[Stored data]
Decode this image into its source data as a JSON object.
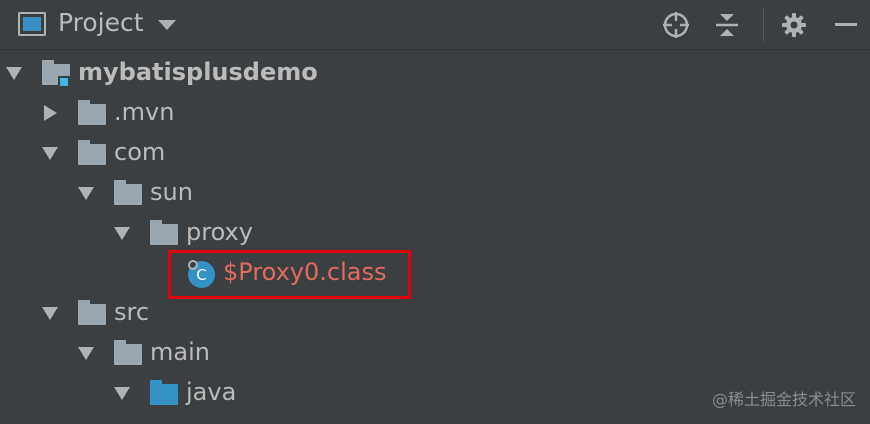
{
  "toolbar": {
    "view_icon": "project-view-icon",
    "title": "Project",
    "dropdown_icon": "triangle-down-icon",
    "actions": [
      {
        "icon": "locate-crosshair-icon"
      },
      {
        "icon": "collapse-all-icon"
      },
      {
        "icon": "gear-icon"
      },
      {
        "icon": "minimize-icon"
      }
    ]
  },
  "tree": {
    "nodes": [
      {
        "label": "mybatisplusdemo",
        "type": "module",
        "expanded": true
      },
      {
        "label": ".mvn",
        "type": "folder",
        "expanded": false
      },
      {
        "label": "com",
        "type": "folder",
        "expanded": true
      },
      {
        "label": "sun",
        "type": "folder",
        "expanded": true
      },
      {
        "label": "proxy",
        "type": "folder",
        "expanded": true
      },
      {
        "label": "$Proxy0.class",
        "type": "class-file",
        "icon_text": "C"
      },
      {
        "label": "src",
        "type": "folder",
        "expanded": true
      },
      {
        "label": "main",
        "type": "folder",
        "expanded": true
      },
      {
        "label": "java",
        "type": "source-folder",
        "expanded": true
      }
    ]
  },
  "colors": {
    "background": "#3c3f41",
    "text": "#bbbbbb",
    "error_text": "#e06c5f",
    "highlight": "#e1000f",
    "folder": "#9aa7b0",
    "source_folder": "#3592c4"
  },
  "watermark": "@稀土掘金技术社区"
}
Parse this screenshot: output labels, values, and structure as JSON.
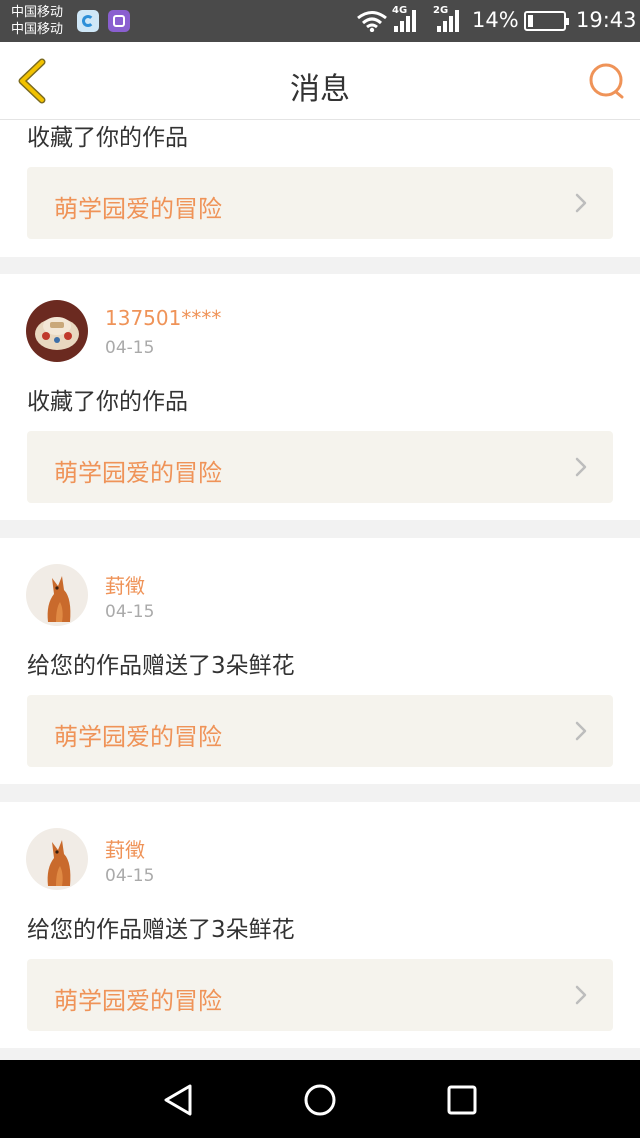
{
  "status_bar": {
    "carrier1": "中国移动",
    "carrier2": "中国移动",
    "net1": "4G",
    "net2": "2G",
    "battery_percent": "14%",
    "battery_level": 0.14,
    "time": "19:43"
  },
  "header": {
    "title": "消息",
    "back_icon": "back-chevron-icon",
    "search_icon": "search-icon"
  },
  "colors": {
    "accent": "#ef9358",
    "back": "#e8b400",
    "link_bg": "#f5f3ed"
  },
  "messages": [
    {
      "username": "",
      "date": "",
      "action": "收藏了你的作品",
      "work": "萌学园爱的冒险"
    },
    {
      "username": "137501****",
      "date": "04-15",
      "action": "收藏了你的作品",
      "work": "萌学园爱的冒险"
    },
    {
      "username": "葑徵",
      "date": "04-15",
      "action": "给您的作品赠送了3朵鲜花",
      "work": "萌学园爱的冒险"
    },
    {
      "username": "葑徵",
      "date": "04-15",
      "action": "给您的作品赠送了3朵鲜花",
      "work": "萌学园爱的冒险"
    }
  ],
  "nav": {
    "back_icon": "triangle-back-icon",
    "home_icon": "circle-home-icon",
    "recents_icon": "square-recents-icon"
  }
}
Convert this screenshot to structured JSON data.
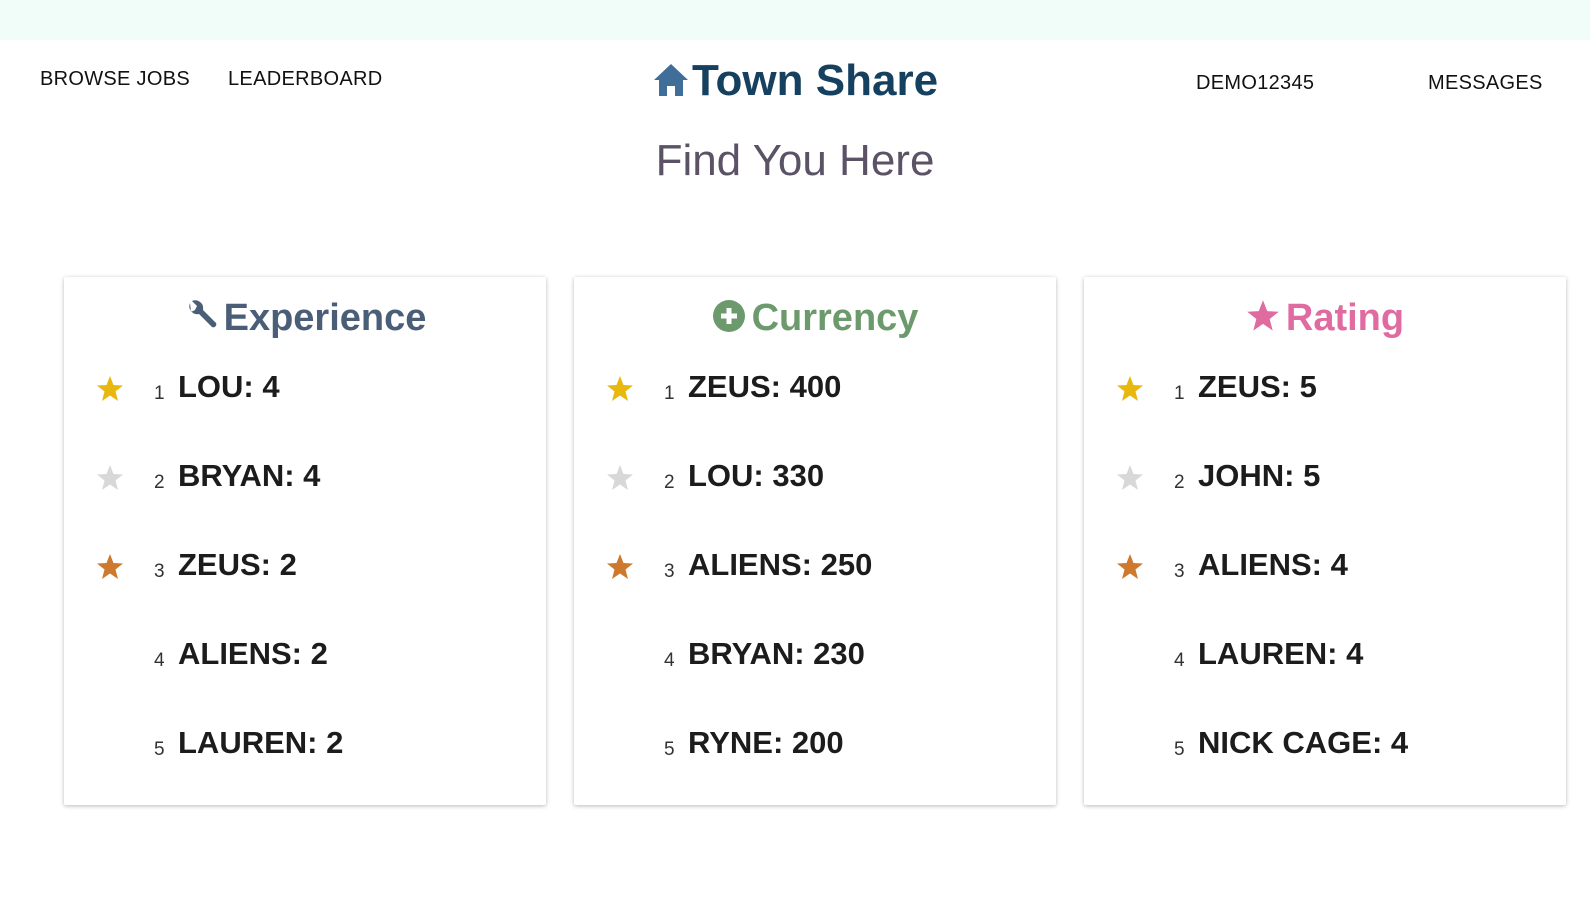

- Short exercise
Write out each line of the data that holds the string "username".

- Written answer
      "username": "",
      "username": "137501****",
      "username": "葑徵",
      "username": "葑徵",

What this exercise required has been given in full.